§ **What to work on**
Below are records to be output exactly, every one of them.

_ _ _ _ _ _ _

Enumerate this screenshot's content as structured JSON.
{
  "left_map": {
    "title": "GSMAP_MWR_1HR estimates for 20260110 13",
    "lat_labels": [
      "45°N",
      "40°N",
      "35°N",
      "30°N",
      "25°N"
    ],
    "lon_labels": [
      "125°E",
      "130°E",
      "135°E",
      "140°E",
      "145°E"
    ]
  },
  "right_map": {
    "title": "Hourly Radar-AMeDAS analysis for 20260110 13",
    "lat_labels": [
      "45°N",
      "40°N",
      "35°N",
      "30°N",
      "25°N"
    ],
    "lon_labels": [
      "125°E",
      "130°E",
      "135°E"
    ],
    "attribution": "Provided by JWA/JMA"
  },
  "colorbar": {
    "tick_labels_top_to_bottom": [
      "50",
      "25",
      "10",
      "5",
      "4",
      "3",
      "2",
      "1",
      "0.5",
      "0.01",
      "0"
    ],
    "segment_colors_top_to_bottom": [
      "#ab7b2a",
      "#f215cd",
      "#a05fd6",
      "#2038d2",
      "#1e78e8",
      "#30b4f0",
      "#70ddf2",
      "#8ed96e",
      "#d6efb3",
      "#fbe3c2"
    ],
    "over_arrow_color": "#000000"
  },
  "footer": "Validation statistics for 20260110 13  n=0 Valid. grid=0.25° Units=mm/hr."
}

_ _ _ _ _ _ _

§ **Right answer**
Enumerate this screenshot's content as structured JSON.
{
  "left_map": {
    "title": "GSMAP_MWR_1HR estimates for 20260110 13",
    "lat_labels": [
      "45°N",
      "40°N",
      "35°N",
      "30°N",
      "25°N"
    ],
    "lon_labels": [
      "125°E",
      "130°E",
      "135°E",
      "140°E",
      "145°E"
    ]
  },
  "right_map": {
    "title": "Hourly Radar-AMeDAS analysis for 20260110 13",
    "lat_labels": [
      "45°N",
      "40°N",
      "35°N",
      "30°N",
      "25°N"
    ],
    "lon_labels": [
      "125°E",
      "130°E",
      "135°E"
    ],
    "attribution": "Provided by JWA/JMA"
  },
  "colorbar": {
    "tick_labels_top_to_bottom": [
      "50",
      "25",
      "10",
      "5",
      "4",
      "3",
      "2",
      "1",
      "0.5",
      "0.01",
      "0"
    ],
    "segment_colors_top_to_bottom": [
      "#ab7b2a",
      "#f215cd",
      "#a05fd6",
      "#2038d2",
      "#1e78e8",
      "#30b4f0",
      "#70ddf2",
      "#8ed96e",
      "#d6efb3",
      "#fbe3c2"
    ],
    "over_arrow_color": "#000000"
  },
  "footer": "Validation statistics for 20260110 13  n=0 Valid. grid=0.25° Units=mm/hr."
}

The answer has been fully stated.